Aim: Go through the records and show each line where the word "heading" occurs.

Supplied data:
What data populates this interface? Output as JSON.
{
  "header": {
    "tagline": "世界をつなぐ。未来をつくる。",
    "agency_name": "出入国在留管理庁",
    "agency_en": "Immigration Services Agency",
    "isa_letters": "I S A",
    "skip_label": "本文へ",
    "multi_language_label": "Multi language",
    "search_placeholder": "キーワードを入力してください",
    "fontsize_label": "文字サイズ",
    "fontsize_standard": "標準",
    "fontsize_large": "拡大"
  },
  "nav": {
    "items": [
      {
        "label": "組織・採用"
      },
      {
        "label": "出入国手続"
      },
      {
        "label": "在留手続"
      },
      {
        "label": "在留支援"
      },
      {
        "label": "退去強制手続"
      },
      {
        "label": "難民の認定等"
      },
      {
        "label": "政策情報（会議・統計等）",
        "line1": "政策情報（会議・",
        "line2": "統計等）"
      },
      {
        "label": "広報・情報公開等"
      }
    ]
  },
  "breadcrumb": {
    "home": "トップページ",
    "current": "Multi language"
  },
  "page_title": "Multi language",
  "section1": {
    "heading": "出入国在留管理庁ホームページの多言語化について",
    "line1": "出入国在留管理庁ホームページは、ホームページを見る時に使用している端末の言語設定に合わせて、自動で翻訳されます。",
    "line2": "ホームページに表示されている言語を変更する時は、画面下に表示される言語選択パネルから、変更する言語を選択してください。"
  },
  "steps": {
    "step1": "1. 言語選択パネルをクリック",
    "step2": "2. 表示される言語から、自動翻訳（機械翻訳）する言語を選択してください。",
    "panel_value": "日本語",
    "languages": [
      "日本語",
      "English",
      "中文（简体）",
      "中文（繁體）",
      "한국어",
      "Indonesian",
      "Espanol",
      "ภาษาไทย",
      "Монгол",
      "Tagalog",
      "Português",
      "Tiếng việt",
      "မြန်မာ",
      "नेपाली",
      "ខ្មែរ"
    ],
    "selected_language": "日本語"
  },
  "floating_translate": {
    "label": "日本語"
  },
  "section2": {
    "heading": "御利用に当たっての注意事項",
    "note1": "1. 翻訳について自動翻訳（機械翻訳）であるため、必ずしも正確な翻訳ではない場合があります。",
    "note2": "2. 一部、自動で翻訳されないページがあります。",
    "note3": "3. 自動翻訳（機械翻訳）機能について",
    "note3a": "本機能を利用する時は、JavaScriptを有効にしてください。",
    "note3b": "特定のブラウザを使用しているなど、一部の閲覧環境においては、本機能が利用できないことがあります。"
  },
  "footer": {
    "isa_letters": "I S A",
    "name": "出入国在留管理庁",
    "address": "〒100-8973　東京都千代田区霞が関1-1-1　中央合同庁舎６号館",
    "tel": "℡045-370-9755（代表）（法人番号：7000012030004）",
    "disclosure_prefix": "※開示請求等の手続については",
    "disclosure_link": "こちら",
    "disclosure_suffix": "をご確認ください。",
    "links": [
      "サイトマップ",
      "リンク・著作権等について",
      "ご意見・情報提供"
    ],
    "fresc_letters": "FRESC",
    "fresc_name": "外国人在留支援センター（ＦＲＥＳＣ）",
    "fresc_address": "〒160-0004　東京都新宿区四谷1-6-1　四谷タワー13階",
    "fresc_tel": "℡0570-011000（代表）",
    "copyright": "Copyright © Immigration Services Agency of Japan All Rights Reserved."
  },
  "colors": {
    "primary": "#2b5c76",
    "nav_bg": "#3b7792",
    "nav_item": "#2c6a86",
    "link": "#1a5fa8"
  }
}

Expected answer:
    "heading": "出入国在留管理庁ホームページの多言語化について",
    "heading": "御利用に当たっての注意事項",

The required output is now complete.